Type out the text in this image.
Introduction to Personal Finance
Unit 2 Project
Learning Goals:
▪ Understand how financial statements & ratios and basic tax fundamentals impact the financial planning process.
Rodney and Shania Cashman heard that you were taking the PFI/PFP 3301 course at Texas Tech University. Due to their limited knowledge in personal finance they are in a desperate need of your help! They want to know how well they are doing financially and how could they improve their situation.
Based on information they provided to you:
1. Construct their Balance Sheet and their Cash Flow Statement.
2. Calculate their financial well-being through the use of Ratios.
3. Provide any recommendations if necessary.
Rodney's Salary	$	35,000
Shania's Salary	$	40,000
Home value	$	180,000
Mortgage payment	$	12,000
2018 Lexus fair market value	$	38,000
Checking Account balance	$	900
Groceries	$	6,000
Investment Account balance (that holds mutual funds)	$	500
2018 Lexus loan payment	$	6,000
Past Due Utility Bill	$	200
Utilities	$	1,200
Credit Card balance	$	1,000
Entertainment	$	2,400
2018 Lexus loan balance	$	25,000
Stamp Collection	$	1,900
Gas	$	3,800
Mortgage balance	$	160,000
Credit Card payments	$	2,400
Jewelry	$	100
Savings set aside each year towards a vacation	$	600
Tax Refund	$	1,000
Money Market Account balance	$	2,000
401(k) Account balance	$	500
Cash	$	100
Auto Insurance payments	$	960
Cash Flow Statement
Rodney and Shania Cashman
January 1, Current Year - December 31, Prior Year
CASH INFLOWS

::::::::

= PROBLEM TO WORK ON =
Above are the records; retype every one exactly.

= WORKED ANSWER =
Type out the text in this image.
Introduction to Personal Finance
Unit 2 Project
Learning Goals:
▪ Understand how financial statements & ratios and basic tax fundamentals impact the financial planning process.
Rodney and Shania Cashman heard that you were taking the PFI/PFP 3301 course at Texas Tech University. Due to their limited knowledge in personal finance they are in a desperate need of your help! They want to know how well they are doing financially and how could they improve their situation.
Based on information they provided to you:
1. Construct their Balance Sheet and their Cash Flow Statement.
2. Calculate their financial well-being through the use of Ratios.
3. Provide any recommendations if necessary.
Rodney's Salary	$	35,000
Shania's Salary	$	40,000
Home value	$	180,000
Mortgage payment	$	12,000
2018 Lexus fair market value	$	38,000
Checking Account balance	$	900
Groceries	$	6,000
Investment Account balance (that holds mutual funds)	$	500
2018 Lexus loan payment	$	6,000
Past Due Utility Bill	$	200
Utilities	$	1,200
Credit Card balance	$	1,000
Entertainment	$	2,400
2018 Lexus loan balance	$	25,000
Stamp Collection	$	1,900
Gas	$	3,800
Mortgage balance	$	160,000
Credit Card payments	$	2,400
Jewelry	$	100
Savings set aside each year towards a vacation	$	600
Tax Refund	$	1,000
Money Market Account balance	$	2,000
401(k) Account balance	$	500
Cash	$	100
Auto Insurance payments	$	960
Cash Flow Statement
Rodney and Shania Cashman
January 1, Current Year - December 31, Prior Year
CASH INFLOWS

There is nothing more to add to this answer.